> _Source text_
--
But Detroiter Lauren Hood, an independent equitable development consultant, told Detour that these perceptions of bias are based on a long history of entrenched racism. 

“Unlearning all the racism that’s been programmed into us is kind of like a lifetime journey,” she said. “It can’t just be a one-off series of workshops you go to because your job made you.”

Hood added that lawsuits, public backlash and one-off consequences are not sufficient to address systemic, institutionalized racism.

“I don’t think that we’re doing enough by just punishing people if the end game is to alleviate racism,” Hood said. “People are celebrating too quickly when we get all excited that, like, Founders is closed and somebody got fired. The racism is still there, the organization is still racist. The individuals that were involved at the center of the controversy are all still racist.”

Founders saga an extreme case, but puts Detroit’s entire hospitality industry under scrutiny

The Checker Bar conversation later this month follows a case at Founders stretching back to the summer of 2018, when the Metro Times first reported that former employee Tracy Evans had filed a lawsuit against the company alleging an ongoing racist work culture — including coworkers using the N-word — and a management structure that turned a blind eye to Evans’ complaints. Evans was fired from his position as the events and promotions manager of Founders’ Detroit Taproom in June 2018. 

Last month, a transcript leaked from the case, showing a Founders manager going to absurd lengths to deny knowing Evans was African American,causing a wave of public blowback and the ultimate settlement.

Prior to the legal resolution, Founders co-founder David Engbers repeatedly said Evans’ firing was due to poor performance, not race. 

Engbers told Detour the company had hoped the Detroit taproom venture would expand on the ethos that had “organically” evolved in Grand Rapids—one in which craft beer “transcends all ethnicities, genders, sexualities, political beliefs, and religious beliefs.”
--
> _Records supplied_
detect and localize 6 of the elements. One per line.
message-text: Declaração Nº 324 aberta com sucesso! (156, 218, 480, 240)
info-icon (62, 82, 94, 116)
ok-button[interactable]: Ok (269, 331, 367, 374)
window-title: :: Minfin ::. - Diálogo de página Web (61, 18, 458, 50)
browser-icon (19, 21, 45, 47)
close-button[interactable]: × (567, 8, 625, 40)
--
> _What to do_
1. Transcribe the passage of the article on the Founders racism case from "The Checker Bar" up to and including "the ultimate settlement.".
2. Write the next part of the article on the Founders racism case, starting after its final sentence.

> _Results for the exercise_
1.
The Checker Bar conversation later this month follows a case at Founders stretching back to the summer of 2018, when the Metro Times first reported that former employee Tracy Evans had filed a lawsuit against the company alleging an ongoing racist work culture — including coworkers using the N-word — and a management structure that turned a blind eye to Evans’ complaints. Evans was fired from his position as the events and promotions manager of Founders’ Detroit Taproom in June 2018. 

Last month, a transcript leaked from the case, showing a Founders manager going to absurd lengths to deny knowing Evans was African American,causing a wave of public blowback and the ultimate settlement.

2.
“We wanted the folks down in Detroit to… kind of take the ball and run with it,” Engbers said. “In retrospect, maybe we needed to come down here and hold a few more hands.”

But according to Hood, Founders would have been better served by listening to the community  initially rather than placing the onus on lower-level staff, especially if they made it Evans’ responsibility as one of the company’s few Black managers.

“It would be my recommendation .. that they have some closed-door sessions where Black Detroiters could just come tell them what it would look like to have an equitably operating brewpub,” she said. “They didn’t do that groundwork ahead of time. So now the problems manifest later on.”

Taking baby steps toward inclusion

Pollard told Detour that to his knowledge, the June incident was the first of its kind at Checker Bar. He estimates that slightly less than half of the employees at Checker are Black and said that while discrimination policies are written into the employee handbook, no racial sensitivity training or diversity and inclusion policies in hiring have been implemented so far. It’s something he said he is open to re-evaluating. 

He’s looking forward to the Nov. 21 event, which will be facilitated by Anthony Lewis, director of community and business affairs for the Michigan Department of Civil Rights, as a way to clear the air. Tharp is hoping it will be the first of a series of events that will engage downtown business owners.

“This conversation was waiting to happen,” Tharp told Detour. “I don’t think anyone realized there was so much gasoline when the match was lit. A lot of people have a lot of strong feelings that we weren’t even aware of. Let’s get together, let’s make this a learning experience to bring the community together and build a stronger community,”

But Hood made the point that one or two businesses trying to achieve equity won’t be enough to spark transformative change. Instead, she said, that needs to come from the policy level, citywide and systemwide.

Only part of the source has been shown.